▶ [RECORDS PROVIDED]
=======

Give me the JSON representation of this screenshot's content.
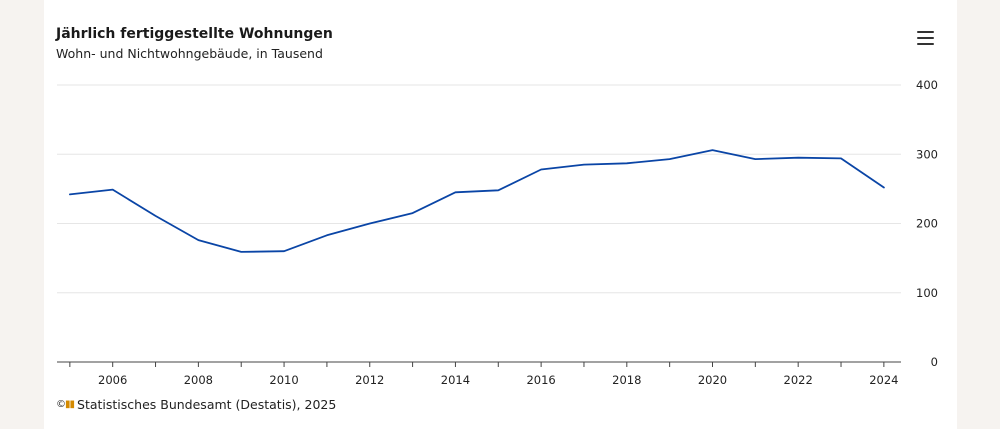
{
  "header": {
    "title": "Jährlich fertiggestellte Wohnungen",
    "subtitle": "Wohn- und Nichtwohngebäude, in Tausend"
  },
  "menu_icon": "hamburger-menu-icon",
  "footer": {
    "logo_text": "©",
    "source": "Statistisches Bundesamt (Destatis), 2025"
  },
  "colors": {
    "line": "#0a45a6",
    "grid": "#e6e6e6",
    "axis": "#444444"
  },
  "chart_data": {
    "type": "line",
    "title": "Jährlich fertiggestellte Wohnungen",
    "subtitle": "Wohn- und Nichtwohngebäude, in Tausend",
    "x": [
      2005,
      2006,
      2007,
      2008,
      2009,
      2010,
      2011,
      2012,
      2013,
      2014,
      2015,
      2016,
      2017,
      2018,
      2019,
      2020,
      2021,
      2022,
      2023,
      2024
    ],
    "series": [
      {
        "values": [
          242,
          249,
          211,
          176,
          159,
          160,
          183,
          200,
          215,
          245,
          248,
          278,
          285,
          287,
          293,
          306,
          293,
          295,
          294,
          252
        ]
      }
    ],
    "xlim": [
      2004.7,
      2024.4
    ],
    "ylim": [
      0,
      400
    ],
    "x_ticks": [
      2006,
      2008,
      2010,
      2012,
      2014,
      2016,
      2018,
      2020,
      2022,
      2024
    ],
    "y_ticks": [
      0,
      100,
      200,
      300,
      400
    ],
    "y_axis_position": "right",
    "grid": true,
    "legend": "none"
  }
}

=======

▶ [YOUR TASK]
Scan the material above. Return every line containing the string "Tausend".

▶ [THE REPLY]
    "subtitle": "Wohn- und Nichtwohngebäude, in Tausend"
    "subtitle": "Wohn- und Nichtwohngebäude, in Tausend",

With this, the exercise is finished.